▽

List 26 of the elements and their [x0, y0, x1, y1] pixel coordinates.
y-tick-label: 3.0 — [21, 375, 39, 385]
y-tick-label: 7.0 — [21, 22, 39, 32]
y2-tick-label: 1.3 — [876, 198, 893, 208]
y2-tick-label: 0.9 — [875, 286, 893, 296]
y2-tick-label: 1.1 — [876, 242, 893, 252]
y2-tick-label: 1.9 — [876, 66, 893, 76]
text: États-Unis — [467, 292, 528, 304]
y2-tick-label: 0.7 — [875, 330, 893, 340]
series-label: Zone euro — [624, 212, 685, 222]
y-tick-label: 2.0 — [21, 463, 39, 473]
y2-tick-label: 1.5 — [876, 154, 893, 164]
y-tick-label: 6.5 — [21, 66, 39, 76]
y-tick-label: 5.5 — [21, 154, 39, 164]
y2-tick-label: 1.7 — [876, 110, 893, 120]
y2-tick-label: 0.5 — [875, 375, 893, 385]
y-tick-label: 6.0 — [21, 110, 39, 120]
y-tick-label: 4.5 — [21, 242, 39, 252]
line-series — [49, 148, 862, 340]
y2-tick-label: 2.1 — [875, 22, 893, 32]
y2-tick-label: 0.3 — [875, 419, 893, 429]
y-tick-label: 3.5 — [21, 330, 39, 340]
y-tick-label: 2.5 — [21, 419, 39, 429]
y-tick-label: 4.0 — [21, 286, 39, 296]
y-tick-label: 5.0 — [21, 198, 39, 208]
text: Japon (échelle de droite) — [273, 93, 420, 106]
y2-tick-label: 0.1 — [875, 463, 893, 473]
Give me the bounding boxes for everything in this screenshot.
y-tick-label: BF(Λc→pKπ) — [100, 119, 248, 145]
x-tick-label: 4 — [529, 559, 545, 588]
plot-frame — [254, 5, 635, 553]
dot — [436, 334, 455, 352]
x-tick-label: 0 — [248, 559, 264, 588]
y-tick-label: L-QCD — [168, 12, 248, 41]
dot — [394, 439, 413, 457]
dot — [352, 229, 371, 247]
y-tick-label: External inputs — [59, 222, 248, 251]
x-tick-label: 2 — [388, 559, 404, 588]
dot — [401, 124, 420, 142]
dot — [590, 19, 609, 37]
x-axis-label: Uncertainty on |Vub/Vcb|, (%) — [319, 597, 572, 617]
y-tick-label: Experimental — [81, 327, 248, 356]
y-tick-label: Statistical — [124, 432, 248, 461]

△

_Exercise_.
Copy every line of the items above verbatim, changing nothing.

_Finished exercise_.
List 26 of the elements and their [x0, y0, x1, y1] pixel coordinates.
y-tick-label: 3.0 — [21, 375, 39, 385]
y-tick-label: 7.0 — [21, 22, 39, 32]
y2-tick-label: 1.3 — [876, 198, 893, 208]
y2-tick-label: 0.9 — [875, 286, 893, 296]
y2-tick-label: 1.1 — [876, 242, 893, 252]
y2-tick-label: 1.9 — [876, 66, 893, 76]
text: États-Unis — [467, 292, 528, 304]
y2-tick-label: 0.7 — [875, 330, 893, 340]
series-label: Zone euro — [624, 212, 685, 222]
y-tick-label: 2.0 — [21, 463, 39, 473]
y2-tick-label: 1.5 — [876, 154, 893, 164]
y-tick-label: 6.5 — [21, 66, 39, 76]
y-tick-label: 5.5 — [21, 154, 39, 164]
y2-tick-label: 1.7 — [876, 110, 893, 120]
y2-tick-label: 0.5 — [875, 375, 893, 385]
y-tick-label: 6.0 — [21, 110, 39, 120]
y-tick-label: 4.5 — [21, 242, 39, 252]
line-series — [49, 148, 862, 340]
y2-tick-label: 2.1 — [875, 22, 893, 32]
y2-tick-label: 0.3 — [875, 419, 893, 429]
y-tick-label: 3.5 — [21, 330, 39, 340]
y-tick-label: 2.5 — [21, 419, 39, 429]
y-tick-label: 4.0 — [21, 286, 39, 296]
y-tick-label: 5.0 — [21, 198, 39, 208]
text: Japon (échelle de droite) — [273, 93, 420, 106]
y2-tick-label: 0.1 — [875, 463, 893, 473]
Give me the bounding boxes for everything in this screenshot.
y-tick-label: BF(Λc→pKπ) — [100, 119, 248, 145]
x-tick-label: 4 — [529, 559, 545, 588]
plot-frame — [254, 5, 635, 553]
dot — [436, 334, 455, 352]
x-tick-label: 0 — [248, 559, 264, 588]
y-tick-label: L-QCD — [168, 12, 248, 41]
dot — [394, 439, 413, 457]
dot — [352, 229, 371, 247]
y-tick-label: External inputs — [59, 222, 248, 251]
x-tick-label: 2 — [388, 559, 404, 588]
dot — [401, 124, 420, 142]
dot — [590, 19, 609, 37]
x-axis-label: Uncertainty on |Vub/Vcb|, (%) — [319, 597, 572, 617]
y-tick-label: Experimental — [81, 327, 248, 356]
y-tick-label: Statistical — [124, 432, 248, 461]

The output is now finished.